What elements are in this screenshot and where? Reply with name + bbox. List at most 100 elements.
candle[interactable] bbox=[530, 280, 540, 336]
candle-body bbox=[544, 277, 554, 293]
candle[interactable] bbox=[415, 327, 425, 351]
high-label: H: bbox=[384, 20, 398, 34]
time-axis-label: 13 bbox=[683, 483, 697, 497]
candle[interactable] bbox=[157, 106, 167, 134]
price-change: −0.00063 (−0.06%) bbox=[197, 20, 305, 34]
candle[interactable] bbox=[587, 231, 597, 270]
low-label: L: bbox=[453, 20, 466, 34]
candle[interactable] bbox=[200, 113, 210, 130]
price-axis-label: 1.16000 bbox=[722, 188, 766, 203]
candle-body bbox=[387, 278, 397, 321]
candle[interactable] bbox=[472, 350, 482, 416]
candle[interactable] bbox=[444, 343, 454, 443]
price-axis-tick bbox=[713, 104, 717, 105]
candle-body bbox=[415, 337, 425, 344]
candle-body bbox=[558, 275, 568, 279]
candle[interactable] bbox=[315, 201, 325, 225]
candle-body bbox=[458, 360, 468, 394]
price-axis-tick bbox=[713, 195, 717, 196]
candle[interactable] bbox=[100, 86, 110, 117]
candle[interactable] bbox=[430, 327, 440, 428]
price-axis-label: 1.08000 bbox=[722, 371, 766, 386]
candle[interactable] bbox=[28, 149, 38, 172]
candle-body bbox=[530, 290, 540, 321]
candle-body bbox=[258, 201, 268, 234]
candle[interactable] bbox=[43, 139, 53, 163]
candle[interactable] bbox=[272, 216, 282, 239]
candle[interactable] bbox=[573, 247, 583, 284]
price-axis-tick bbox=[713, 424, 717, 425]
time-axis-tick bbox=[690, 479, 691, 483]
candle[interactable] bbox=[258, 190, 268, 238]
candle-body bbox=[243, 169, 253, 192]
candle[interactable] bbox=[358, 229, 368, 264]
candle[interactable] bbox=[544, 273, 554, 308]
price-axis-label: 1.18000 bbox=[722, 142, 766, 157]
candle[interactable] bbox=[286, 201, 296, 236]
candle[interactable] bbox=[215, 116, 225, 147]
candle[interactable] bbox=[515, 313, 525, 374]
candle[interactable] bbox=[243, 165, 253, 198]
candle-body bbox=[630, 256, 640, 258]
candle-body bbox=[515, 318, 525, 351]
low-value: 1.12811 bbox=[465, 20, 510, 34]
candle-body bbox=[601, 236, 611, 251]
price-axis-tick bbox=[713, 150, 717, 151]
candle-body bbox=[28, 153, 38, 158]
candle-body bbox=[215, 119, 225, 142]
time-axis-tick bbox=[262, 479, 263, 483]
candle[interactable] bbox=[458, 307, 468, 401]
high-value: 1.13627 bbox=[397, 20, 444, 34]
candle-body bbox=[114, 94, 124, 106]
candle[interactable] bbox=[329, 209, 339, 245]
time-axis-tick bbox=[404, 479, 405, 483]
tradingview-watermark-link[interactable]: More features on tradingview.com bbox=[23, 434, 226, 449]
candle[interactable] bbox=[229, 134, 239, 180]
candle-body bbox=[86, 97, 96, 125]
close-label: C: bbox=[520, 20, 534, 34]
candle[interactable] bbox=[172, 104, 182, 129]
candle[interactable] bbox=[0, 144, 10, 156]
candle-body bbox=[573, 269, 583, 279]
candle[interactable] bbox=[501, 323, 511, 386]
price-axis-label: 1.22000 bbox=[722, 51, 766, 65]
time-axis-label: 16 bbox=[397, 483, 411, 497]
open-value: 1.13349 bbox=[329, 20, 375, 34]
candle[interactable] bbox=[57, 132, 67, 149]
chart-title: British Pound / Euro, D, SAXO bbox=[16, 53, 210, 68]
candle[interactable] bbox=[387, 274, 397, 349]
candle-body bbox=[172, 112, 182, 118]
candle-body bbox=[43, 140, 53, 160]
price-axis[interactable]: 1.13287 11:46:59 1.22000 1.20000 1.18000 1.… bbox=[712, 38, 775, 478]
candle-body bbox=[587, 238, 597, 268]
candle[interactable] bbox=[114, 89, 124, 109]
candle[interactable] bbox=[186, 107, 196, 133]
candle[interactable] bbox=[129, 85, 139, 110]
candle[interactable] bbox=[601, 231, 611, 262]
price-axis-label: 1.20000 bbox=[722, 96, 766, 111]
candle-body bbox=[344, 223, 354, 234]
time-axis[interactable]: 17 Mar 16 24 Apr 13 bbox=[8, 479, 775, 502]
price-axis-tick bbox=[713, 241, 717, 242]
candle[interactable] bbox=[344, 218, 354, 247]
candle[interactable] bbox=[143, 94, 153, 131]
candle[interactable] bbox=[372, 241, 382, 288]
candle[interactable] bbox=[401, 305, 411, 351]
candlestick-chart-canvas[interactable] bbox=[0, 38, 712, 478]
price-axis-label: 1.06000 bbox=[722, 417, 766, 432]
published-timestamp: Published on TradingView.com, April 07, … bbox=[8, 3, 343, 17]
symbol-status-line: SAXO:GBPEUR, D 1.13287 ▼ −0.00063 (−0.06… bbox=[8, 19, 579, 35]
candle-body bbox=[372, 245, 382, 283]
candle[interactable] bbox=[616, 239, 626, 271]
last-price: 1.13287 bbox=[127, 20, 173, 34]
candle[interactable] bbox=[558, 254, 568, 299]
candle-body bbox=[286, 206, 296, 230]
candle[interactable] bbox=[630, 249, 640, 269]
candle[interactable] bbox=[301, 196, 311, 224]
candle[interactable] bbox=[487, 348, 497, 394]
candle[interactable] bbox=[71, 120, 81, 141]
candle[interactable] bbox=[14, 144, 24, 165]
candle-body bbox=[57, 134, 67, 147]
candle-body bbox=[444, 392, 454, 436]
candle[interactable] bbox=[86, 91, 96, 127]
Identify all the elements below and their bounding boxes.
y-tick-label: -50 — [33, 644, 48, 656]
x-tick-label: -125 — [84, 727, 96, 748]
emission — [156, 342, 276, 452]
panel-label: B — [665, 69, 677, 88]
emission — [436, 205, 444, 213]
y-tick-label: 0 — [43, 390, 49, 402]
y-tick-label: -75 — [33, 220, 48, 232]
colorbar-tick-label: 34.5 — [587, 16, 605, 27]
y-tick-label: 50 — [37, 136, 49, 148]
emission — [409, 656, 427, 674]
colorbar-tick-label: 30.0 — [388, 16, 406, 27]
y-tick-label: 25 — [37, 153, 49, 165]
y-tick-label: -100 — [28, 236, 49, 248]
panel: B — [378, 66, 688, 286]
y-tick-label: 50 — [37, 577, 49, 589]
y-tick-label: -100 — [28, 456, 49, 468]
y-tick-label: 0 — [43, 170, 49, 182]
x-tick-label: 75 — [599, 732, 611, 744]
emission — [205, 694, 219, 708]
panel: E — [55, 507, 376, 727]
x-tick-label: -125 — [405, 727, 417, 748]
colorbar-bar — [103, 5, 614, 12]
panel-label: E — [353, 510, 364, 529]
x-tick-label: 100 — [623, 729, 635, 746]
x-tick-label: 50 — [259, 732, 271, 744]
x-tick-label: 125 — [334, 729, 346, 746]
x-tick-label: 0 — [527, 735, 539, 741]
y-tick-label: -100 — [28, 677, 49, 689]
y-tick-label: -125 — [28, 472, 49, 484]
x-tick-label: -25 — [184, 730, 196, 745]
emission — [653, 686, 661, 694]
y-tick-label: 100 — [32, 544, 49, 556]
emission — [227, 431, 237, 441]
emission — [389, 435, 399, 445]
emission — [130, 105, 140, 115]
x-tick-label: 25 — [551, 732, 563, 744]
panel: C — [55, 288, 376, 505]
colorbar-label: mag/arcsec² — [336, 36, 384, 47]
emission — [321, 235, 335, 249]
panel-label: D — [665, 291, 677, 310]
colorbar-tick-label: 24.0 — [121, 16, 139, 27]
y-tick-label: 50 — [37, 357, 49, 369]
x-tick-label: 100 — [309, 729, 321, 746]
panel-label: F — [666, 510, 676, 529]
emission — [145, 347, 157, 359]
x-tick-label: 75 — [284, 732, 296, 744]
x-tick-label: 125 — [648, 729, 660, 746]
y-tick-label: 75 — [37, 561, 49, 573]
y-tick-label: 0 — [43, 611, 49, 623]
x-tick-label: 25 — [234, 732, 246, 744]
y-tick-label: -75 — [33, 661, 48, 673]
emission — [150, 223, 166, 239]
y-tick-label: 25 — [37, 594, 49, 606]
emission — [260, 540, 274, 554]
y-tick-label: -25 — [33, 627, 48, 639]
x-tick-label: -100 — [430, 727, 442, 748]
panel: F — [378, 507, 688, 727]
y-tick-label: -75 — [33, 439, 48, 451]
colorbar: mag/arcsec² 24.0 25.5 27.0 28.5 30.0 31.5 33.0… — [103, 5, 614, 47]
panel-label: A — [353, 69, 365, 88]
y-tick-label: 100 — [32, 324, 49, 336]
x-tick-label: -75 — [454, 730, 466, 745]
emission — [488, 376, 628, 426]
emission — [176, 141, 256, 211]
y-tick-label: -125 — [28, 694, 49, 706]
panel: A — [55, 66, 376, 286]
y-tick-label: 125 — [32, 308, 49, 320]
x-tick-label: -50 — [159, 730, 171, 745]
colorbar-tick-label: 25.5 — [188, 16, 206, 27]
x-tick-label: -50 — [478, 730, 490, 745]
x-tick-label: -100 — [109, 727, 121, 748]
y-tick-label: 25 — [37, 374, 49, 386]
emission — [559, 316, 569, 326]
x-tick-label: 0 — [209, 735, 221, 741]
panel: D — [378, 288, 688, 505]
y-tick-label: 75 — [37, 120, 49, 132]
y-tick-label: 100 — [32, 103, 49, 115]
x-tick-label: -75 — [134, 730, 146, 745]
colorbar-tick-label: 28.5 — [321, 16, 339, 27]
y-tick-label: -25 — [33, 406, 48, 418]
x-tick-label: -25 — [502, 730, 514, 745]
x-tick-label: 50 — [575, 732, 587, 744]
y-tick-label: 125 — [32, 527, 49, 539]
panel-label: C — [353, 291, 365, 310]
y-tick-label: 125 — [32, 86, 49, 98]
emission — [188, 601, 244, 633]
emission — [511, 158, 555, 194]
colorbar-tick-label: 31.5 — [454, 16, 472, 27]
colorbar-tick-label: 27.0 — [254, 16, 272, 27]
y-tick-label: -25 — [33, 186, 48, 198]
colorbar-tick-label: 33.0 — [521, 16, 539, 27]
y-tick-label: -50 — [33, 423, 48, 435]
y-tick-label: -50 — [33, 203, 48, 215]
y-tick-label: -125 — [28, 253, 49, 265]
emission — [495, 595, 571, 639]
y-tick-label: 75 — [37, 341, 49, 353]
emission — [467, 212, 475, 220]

- - - -

- Objective
Please quote the records word for word, from their first line through the line holding "time-axis-label: 13 bbox=[683, 483, 697, 497]", with both ends included.

- Exercise solution
What elements are in this screenshot and where? Reply with name + bbox. List at most 100 elements.
candle[interactable] bbox=[530, 280, 540, 336]
candle-body bbox=[544, 277, 554, 293]
candle[interactable] bbox=[415, 327, 425, 351]
high-label: H: bbox=[384, 20, 398, 34]
time-axis-label: 13 bbox=[683, 483, 697, 497]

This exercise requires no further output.